### Exercise objective
Find the lines holding "الخندفة" and copy them.

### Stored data
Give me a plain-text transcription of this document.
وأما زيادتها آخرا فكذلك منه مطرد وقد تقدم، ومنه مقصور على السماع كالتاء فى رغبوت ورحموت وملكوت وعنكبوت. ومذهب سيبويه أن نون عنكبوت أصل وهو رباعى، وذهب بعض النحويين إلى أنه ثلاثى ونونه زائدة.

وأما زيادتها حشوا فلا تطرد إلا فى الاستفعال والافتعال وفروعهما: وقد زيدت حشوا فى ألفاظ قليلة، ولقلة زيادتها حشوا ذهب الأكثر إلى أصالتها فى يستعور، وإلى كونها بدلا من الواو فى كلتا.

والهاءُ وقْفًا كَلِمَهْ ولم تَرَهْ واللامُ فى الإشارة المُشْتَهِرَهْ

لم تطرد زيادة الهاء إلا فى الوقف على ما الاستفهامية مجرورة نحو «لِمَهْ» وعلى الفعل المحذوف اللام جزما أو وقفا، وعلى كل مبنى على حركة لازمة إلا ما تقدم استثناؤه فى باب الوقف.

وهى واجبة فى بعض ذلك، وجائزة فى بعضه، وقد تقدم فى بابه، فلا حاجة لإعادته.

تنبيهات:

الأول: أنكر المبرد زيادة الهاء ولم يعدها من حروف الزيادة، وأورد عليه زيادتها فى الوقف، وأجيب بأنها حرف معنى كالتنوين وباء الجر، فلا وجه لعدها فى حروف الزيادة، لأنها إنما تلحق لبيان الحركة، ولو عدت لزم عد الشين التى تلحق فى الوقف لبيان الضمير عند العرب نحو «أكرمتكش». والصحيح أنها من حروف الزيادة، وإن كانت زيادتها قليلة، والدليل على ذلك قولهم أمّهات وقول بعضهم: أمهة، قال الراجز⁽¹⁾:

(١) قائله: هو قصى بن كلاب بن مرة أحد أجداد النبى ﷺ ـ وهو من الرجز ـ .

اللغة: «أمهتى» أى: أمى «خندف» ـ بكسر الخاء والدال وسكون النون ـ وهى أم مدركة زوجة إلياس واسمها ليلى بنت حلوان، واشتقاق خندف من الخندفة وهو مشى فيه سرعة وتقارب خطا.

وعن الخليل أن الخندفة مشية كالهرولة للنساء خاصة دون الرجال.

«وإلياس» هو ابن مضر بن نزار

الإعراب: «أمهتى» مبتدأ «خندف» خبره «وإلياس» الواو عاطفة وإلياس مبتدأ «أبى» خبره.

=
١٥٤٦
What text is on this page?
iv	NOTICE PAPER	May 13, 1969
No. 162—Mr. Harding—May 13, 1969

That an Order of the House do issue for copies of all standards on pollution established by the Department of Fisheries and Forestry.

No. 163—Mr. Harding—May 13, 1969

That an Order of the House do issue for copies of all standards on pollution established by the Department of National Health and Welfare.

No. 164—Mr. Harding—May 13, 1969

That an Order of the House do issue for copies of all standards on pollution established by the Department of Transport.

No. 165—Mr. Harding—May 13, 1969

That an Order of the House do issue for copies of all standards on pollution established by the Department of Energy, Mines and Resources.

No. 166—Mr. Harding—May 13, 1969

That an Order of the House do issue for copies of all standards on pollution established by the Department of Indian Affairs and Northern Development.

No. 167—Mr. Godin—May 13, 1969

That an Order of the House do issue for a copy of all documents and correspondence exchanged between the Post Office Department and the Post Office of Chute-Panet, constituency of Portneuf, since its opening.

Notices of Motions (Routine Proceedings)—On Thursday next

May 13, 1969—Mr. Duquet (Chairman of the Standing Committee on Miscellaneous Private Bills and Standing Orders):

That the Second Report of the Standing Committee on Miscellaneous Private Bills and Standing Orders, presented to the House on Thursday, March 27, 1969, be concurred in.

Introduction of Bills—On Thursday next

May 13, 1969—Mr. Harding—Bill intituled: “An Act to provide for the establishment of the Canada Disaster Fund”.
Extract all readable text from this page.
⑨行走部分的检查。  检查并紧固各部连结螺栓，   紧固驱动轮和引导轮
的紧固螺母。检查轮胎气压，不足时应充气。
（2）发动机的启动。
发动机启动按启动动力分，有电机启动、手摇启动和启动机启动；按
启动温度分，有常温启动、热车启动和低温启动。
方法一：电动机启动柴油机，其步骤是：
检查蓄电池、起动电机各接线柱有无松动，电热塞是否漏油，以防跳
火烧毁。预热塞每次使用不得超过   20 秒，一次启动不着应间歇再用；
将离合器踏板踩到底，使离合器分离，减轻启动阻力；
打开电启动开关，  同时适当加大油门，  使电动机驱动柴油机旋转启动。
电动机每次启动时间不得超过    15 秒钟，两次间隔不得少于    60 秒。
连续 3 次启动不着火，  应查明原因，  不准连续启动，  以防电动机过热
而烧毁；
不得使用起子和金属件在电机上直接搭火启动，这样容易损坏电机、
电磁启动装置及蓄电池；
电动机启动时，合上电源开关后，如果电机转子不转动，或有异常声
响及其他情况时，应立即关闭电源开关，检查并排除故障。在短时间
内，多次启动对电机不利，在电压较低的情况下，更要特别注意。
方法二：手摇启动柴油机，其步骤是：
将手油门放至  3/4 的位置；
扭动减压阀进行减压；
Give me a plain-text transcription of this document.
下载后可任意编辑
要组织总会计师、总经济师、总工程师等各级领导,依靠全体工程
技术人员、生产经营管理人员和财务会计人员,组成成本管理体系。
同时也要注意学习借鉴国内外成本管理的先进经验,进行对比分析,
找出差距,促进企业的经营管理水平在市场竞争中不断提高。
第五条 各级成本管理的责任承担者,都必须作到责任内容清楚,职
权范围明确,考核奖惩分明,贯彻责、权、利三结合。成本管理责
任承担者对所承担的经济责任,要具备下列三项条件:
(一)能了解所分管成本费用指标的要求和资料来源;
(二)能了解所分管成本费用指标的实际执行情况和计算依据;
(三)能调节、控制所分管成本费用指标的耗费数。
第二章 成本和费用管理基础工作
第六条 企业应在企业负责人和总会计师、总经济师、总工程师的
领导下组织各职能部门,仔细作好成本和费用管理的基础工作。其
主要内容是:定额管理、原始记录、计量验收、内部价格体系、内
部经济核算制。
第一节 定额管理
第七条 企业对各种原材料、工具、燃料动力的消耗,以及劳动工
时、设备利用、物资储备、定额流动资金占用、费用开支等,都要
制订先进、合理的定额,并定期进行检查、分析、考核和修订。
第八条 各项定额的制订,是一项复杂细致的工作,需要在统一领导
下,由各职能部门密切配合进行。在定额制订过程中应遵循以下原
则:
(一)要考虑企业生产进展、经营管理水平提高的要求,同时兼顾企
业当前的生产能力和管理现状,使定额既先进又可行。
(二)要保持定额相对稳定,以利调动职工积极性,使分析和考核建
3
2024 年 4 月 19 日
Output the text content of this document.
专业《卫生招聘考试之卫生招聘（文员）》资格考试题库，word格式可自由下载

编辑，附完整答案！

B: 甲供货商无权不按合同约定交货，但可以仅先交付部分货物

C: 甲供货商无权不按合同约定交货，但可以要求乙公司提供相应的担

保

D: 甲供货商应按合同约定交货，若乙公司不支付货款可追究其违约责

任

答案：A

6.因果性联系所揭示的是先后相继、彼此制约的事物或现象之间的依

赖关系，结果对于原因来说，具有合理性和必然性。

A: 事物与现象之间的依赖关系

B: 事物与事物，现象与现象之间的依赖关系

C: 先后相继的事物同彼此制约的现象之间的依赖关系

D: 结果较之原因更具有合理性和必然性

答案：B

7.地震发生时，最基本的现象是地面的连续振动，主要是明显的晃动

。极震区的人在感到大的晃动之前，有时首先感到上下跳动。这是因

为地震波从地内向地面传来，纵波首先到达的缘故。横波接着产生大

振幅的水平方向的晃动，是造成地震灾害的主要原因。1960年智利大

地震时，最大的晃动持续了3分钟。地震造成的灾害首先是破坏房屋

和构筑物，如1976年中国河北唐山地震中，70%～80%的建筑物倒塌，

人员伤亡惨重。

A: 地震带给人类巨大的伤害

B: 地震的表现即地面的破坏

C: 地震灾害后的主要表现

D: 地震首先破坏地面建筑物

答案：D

### Worked solution
اللغة: «أمهتى» أى: أمى «خندف» ـ بكسر الخاء والدال وسكون النون ـ وهى أم مدركة زوجة إلياس واسمها ليلى بنت حلوان، واشتقاق خندف من الخندفة وهو مشى فيه سرعة وتقارب خطا.
وعن الخليل أن الخندفة مشية كالهرولة للنساء خاصة دون الرجال.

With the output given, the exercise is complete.